Starting at the first item and stopping after the line that contains "table-cell: Ellsworth Summit", can you give those lines again with "table-cell" replaced by "grid-cell" and nothing else changed?

>> Start Data records

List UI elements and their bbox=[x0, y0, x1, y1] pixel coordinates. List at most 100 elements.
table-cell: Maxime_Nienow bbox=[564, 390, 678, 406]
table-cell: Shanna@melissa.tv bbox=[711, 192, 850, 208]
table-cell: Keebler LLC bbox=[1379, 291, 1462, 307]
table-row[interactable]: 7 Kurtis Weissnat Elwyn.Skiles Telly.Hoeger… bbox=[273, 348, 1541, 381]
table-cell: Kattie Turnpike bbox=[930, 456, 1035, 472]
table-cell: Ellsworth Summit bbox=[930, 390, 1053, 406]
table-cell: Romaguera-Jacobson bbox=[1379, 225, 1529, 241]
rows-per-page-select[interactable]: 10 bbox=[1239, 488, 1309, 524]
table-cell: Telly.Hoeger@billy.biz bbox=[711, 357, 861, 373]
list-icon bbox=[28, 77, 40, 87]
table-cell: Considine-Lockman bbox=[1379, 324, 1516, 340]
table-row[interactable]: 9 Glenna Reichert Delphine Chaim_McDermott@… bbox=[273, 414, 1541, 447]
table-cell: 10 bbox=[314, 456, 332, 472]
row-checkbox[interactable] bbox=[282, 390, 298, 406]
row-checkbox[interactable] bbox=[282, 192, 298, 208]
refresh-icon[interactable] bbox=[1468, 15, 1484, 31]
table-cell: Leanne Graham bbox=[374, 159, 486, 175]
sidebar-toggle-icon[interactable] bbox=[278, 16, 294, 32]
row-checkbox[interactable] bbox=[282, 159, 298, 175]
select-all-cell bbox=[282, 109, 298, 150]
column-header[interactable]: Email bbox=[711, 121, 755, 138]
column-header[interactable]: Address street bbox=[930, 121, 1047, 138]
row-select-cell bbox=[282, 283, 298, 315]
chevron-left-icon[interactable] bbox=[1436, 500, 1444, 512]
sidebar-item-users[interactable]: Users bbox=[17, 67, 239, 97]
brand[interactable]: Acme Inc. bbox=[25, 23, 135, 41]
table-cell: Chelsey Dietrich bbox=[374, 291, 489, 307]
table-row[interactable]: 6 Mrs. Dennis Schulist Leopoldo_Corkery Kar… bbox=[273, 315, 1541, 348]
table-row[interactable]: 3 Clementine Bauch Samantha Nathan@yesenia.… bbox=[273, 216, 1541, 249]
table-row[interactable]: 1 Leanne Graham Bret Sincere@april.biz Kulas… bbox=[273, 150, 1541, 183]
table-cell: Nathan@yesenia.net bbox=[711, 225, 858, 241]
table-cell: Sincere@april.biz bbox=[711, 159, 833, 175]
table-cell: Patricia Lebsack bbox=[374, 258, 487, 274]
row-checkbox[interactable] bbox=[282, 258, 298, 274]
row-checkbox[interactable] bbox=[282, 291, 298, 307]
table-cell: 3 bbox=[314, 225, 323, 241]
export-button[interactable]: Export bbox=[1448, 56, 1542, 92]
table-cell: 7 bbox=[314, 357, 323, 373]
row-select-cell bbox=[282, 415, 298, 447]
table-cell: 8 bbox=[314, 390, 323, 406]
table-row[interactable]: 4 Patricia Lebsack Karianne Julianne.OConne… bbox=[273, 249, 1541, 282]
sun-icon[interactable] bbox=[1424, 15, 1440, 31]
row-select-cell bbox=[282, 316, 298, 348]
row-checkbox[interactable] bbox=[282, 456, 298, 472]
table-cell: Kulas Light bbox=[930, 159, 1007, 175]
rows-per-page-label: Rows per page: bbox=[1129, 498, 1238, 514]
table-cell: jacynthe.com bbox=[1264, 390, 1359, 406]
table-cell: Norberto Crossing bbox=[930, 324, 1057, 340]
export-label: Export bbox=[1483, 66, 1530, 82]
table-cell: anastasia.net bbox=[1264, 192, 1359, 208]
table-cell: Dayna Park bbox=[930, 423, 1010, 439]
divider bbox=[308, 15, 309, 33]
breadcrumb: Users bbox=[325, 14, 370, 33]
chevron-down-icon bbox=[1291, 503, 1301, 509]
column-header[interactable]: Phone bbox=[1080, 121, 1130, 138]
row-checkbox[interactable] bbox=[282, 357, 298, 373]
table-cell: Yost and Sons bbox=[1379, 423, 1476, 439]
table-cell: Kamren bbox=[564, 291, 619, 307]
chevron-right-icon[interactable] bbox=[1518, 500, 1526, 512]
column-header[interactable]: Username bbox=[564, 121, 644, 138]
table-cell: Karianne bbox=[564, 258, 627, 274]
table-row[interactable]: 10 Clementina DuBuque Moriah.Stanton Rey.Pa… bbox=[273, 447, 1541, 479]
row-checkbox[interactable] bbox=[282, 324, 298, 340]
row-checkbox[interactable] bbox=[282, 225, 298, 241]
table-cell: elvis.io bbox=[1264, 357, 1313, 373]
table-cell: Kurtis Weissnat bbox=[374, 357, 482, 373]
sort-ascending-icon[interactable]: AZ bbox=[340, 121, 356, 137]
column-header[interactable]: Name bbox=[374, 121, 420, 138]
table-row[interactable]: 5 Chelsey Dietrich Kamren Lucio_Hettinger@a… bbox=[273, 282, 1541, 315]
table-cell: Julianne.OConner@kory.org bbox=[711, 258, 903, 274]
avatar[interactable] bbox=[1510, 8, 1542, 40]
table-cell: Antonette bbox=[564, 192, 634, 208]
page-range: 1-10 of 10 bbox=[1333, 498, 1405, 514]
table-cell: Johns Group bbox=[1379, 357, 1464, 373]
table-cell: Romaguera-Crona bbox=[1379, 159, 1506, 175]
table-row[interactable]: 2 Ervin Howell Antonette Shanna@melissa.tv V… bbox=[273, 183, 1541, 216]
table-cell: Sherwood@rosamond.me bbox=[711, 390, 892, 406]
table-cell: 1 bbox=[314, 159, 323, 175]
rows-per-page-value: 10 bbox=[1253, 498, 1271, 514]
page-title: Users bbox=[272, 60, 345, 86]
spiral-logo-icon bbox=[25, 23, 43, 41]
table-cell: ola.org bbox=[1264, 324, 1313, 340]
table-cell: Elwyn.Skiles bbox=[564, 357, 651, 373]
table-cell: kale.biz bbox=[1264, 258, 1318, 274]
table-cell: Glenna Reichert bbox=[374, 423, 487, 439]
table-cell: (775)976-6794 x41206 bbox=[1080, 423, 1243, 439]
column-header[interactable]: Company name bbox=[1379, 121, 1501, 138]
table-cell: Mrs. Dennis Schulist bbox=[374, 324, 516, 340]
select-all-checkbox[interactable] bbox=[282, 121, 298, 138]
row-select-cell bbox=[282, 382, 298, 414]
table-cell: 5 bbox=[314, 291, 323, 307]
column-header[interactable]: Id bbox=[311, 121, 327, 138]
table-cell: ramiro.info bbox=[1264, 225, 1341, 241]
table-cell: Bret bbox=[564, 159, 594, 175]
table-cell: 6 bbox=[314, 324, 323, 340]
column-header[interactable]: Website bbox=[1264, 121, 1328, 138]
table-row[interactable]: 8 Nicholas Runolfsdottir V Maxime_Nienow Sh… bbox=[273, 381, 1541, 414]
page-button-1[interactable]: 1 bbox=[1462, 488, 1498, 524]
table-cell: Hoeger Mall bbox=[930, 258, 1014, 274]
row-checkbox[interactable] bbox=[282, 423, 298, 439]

>> End Data records

_Worked solution_:
List UI elements and their bbox=[x0, y0, x1, y1] pixel coordinates. List at most 100 elements.
grid-cell: Maxime_Nienow bbox=[564, 390, 678, 406]
grid-cell: Shanna@melissa.tv bbox=[711, 192, 850, 208]
grid-cell: Keebler LLC bbox=[1379, 291, 1462, 307]
table-row[interactable]: 7 Kurtis Weissnat Elwyn.Skiles Telly.Hoeger… bbox=[273, 348, 1541, 381]
grid-cell: Kattie Turnpike bbox=[930, 456, 1035, 472]
grid-cell: Ellsworth Summit bbox=[930, 390, 1053, 406]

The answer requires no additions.